**DATA SUPPLIED**
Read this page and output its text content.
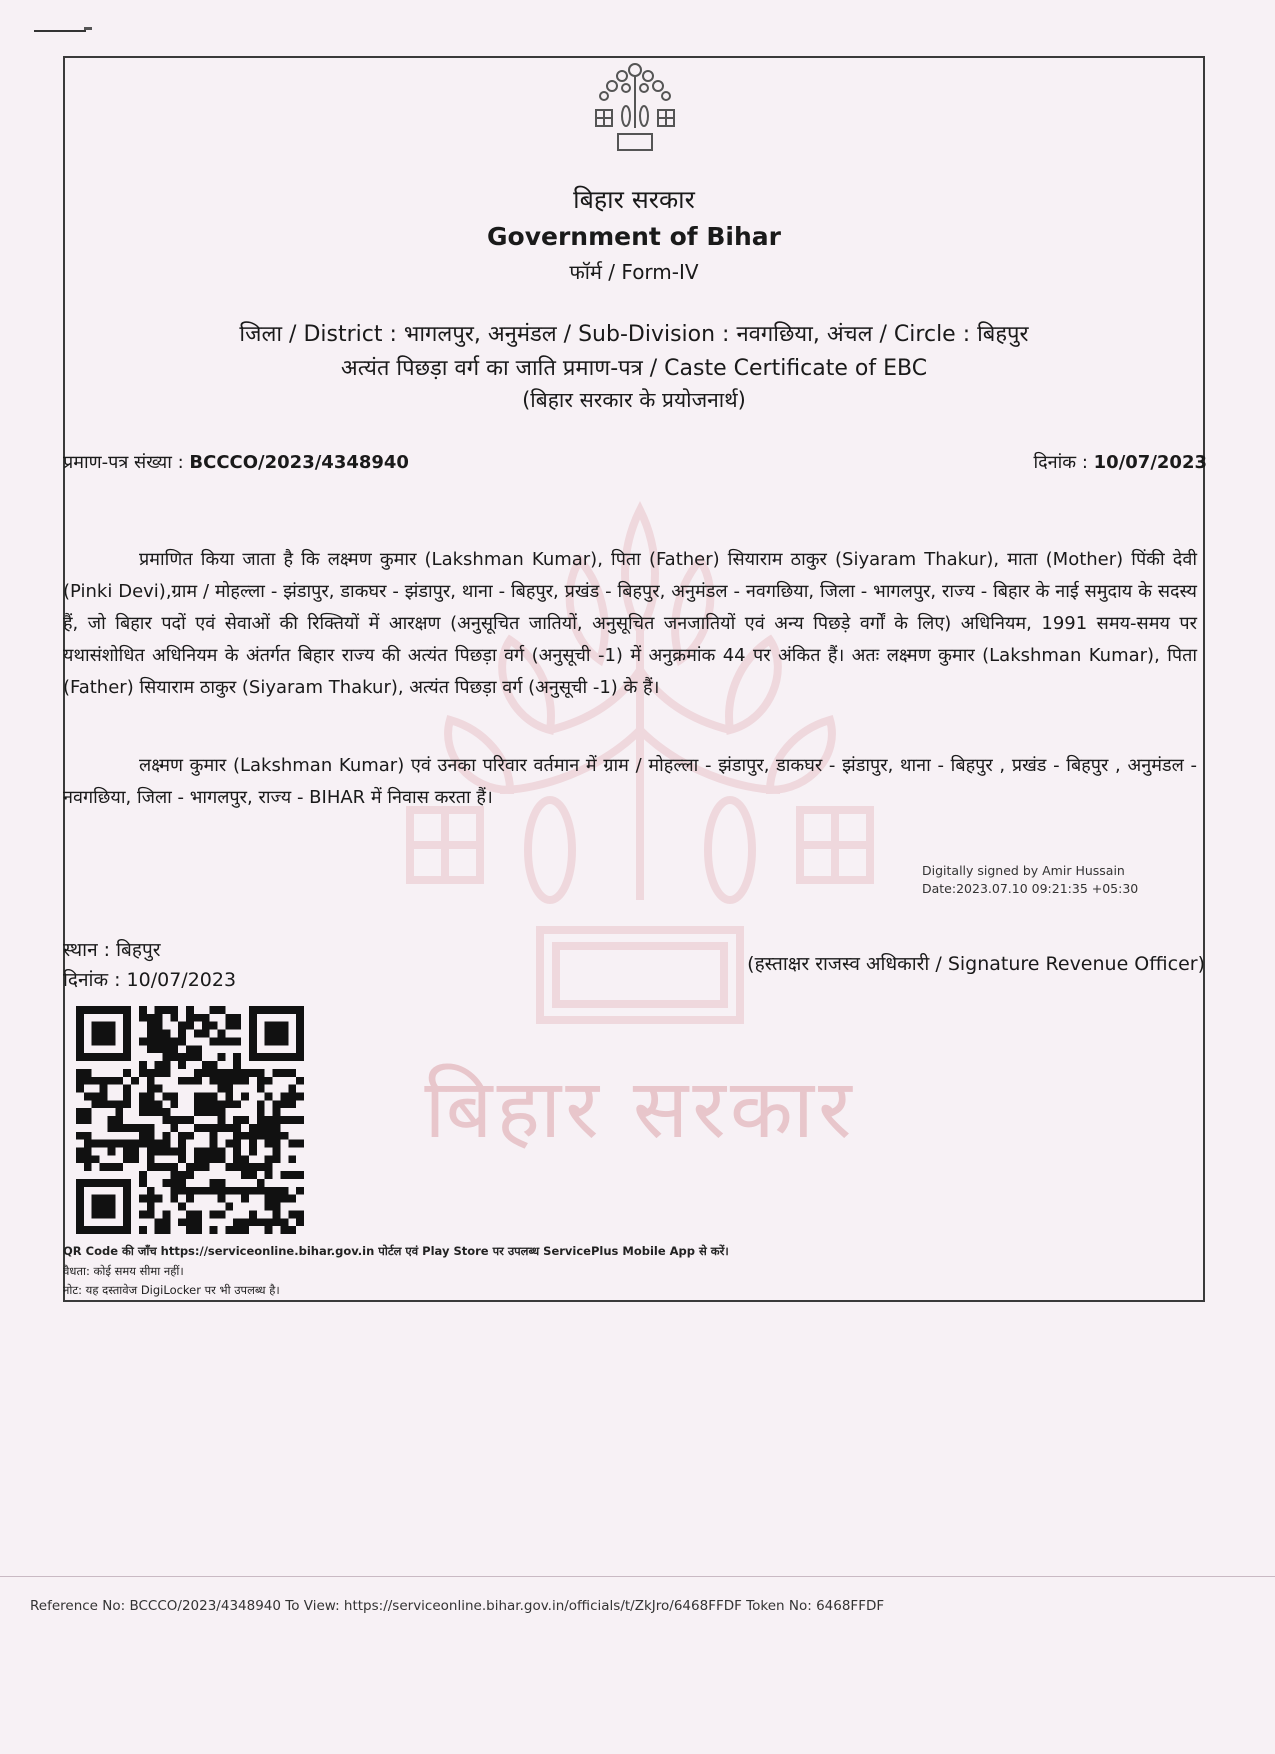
बिहार सरकार
बिहार सरकार
Government of Bihar
फॉर्म / Form-IV
जिला / District : भागलपुर, अनुमंडल / Sub-Division : नवगछिया, अंचल / Circle : बिहपुर
अत्यंत पिछड़ा वर्ग का जाति प्रमाण-पत्र / Caste Certificate of EBC
(बिहार सरकार के प्रयोजनार्थ)
प्रमाण-पत्र संख्या : BCCCO/2023/4348940	दिनांक : 10/07/2023
प्रमाणित किया जाता है कि लक्ष्मण कुमार (Lakshman Kumar), पिता (Father) सियाराम ठाकुर (Siyaram Thakur), माता (Mother) पिंकी देवी (Pinki Devi),ग्राम / मोहल्ला - झंडापुर, डाकघर - झंडापुर, थाना - बिहपुर, प्रखंड - बिहपुर, अनुमंडल - नवगछिया, जिला - भागलपुर, राज्य - बिहार के नाई समुदाय के सदस्य हैं, जो बिहार पदों एवं सेवाओं की रिक्तियों में आरक्षण (अनुसूचित जातियों, अनुसूचित जनजातियों एवं अन्य पिछड़े वर्गों के लिए) अधिनियम, 1991 समय-समय पर यथासंशोधित अधिनियम के अंतर्गत बिहार राज्य की अत्यंत पिछड़ा वर्ग (अनुसूची -1) में अनुक्रमांक 44 पर अंकित हैं। अतः लक्ष्मण कुमार (Lakshman Kumar), पिता (Father) सियाराम ठाकुर (Siyaram Thakur), अत्यंत पिछड़ा वर्ग (अनुसूची -1) के हैं।
लक्ष्मण कुमार (Lakshman Kumar) एवं उनका परिवार वर्तमान में ग्राम / मोहल्ला - झंडापुर, डाकघर - झंडापुर, थाना - बिहपुर , प्रखंड - बिहपुर , अनुमंडल - नवगछिया, जिला - भागलपुर, राज्य - BIHAR में निवास करता हैं।
Digitally signed by Amir Hussain
Date:2023.07.10 09:21:35 +05:30
स्थान : बिहपुर
दिनांक : 10/07/2023
(हस्ताक्षर राजस्व अधिकारी / Signature Revenue Officer)
QR Code की जाँच https://serviceonline.bihar.gov.in पोर्टल एवं Play Store पर उपलब्ध ServicePlus Mobile App से करें।
वैधता: कोई समय सीमा नहीं।
नोट: यह दस्तावेज DigiLocker पर भी उपलब्ध है।
Reference No: BCCCO/2023/4348940 To View: https://serviceonline.bihar.gov.in/officials/t/ZkJro/6468FFDF Token No: 6468FFDF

**WHAT TO PRODUCE**
Leave out the pictures and print each record exactly as it stands.

**WRITTEN ANSWER**
Read this page and output its text content.
बिहार सरकार
बिहार सरकार
Government of Bihar
फॉर्म / Form-IV
जिला / District : भागलपुर, अनुमंडल / Sub-Division : नवगछिया, अंचल / Circle : बिहपुर
अत्यंत पिछड़ा वर्ग का जाति प्रमाण-पत्र / Caste Certificate of EBC
(बिहार सरकार के प्रयोजनार्थ)
प्रमाण-पत्र संख्या : BCCCO/2023/4348940	दिनांक : 10/07/2023
प्रमाणित किया जाता है कि लक्ष्मण कुमार (Lakshman Kumar), पिता (Father) सियाराम ठाकुर (Siyaram Thakur), माता (Mother) पिंकी देवी (Pinki Devi),ग्राम / मोहल्ला - झंडापुर, डाकघर - झंडापुर, थाना - बिहपुर, प्रखंड - बिहपुर, अनुमंडल - नवगछिया, जिला - भागलपुर, राज्य - बिहार के नाई समुदाय के सदस्य हैं, जो बिहार पदों एवं सेवाओं की रिक्तियों में आरक्षण (अनुसूचित जातियों, अनुसूचित जनजातियों एवं अन्य पिछड़े वर्गों के लिए) अधिनियम, 1991 समय-समय पर यथासंशोधित अधिनियम के अंतर्गत बिहार राज्य की अत्यंत पिछड़ा वर्ग (अनुसूची -1) में अनुक्रमांक 44 पर अंकित हैं। अतः लक्ष्मण कुमार (Lakshman Kumar), पिता (Father) सियाराम ठाकुर (Siyaram Thakur), अत्यंत पिछड़ा वर्ग (अनुसूची -1) के हैं।
लक्ष्मण कुमार (Lakshman Kumar) एवं उनका परिवार वर्तमान में ग्राम / मोहल्ला - झंडापुर, डाकघर - झंडापुर, थाना - बिहपुर , प्रखंड - बिहपुर , अनुमंडल - नवगछिया, जिला - भागलपुर, राज्य - BIHAR में निवास करता हैं।
Digitally signed by Amir Hussain
Date:2023.07.10 09:21:35 +05:30
स्थान : बिहपुर
दिनांक : 10/07/2023
(हस्ताक्षर राजस्व अधिकारी / Signature Revenue Officer)
QR Code की जाँच https://serviceonline.bihar.gov.in पोर्टल एवं Play Store पर उपलब्ध ServicePlus Mobile App से करें।
वैधता: कोई समय सीमा नहीं।
नोट: यह दस्तावेज DigiLocker पर भी उपलब्ध है।
Reference No: BCCCO/2023/4348940 To View: https://serviceonline.bihar.gov.in/officials/t/ZkJro/6468FFDF Token No: 6468FFDF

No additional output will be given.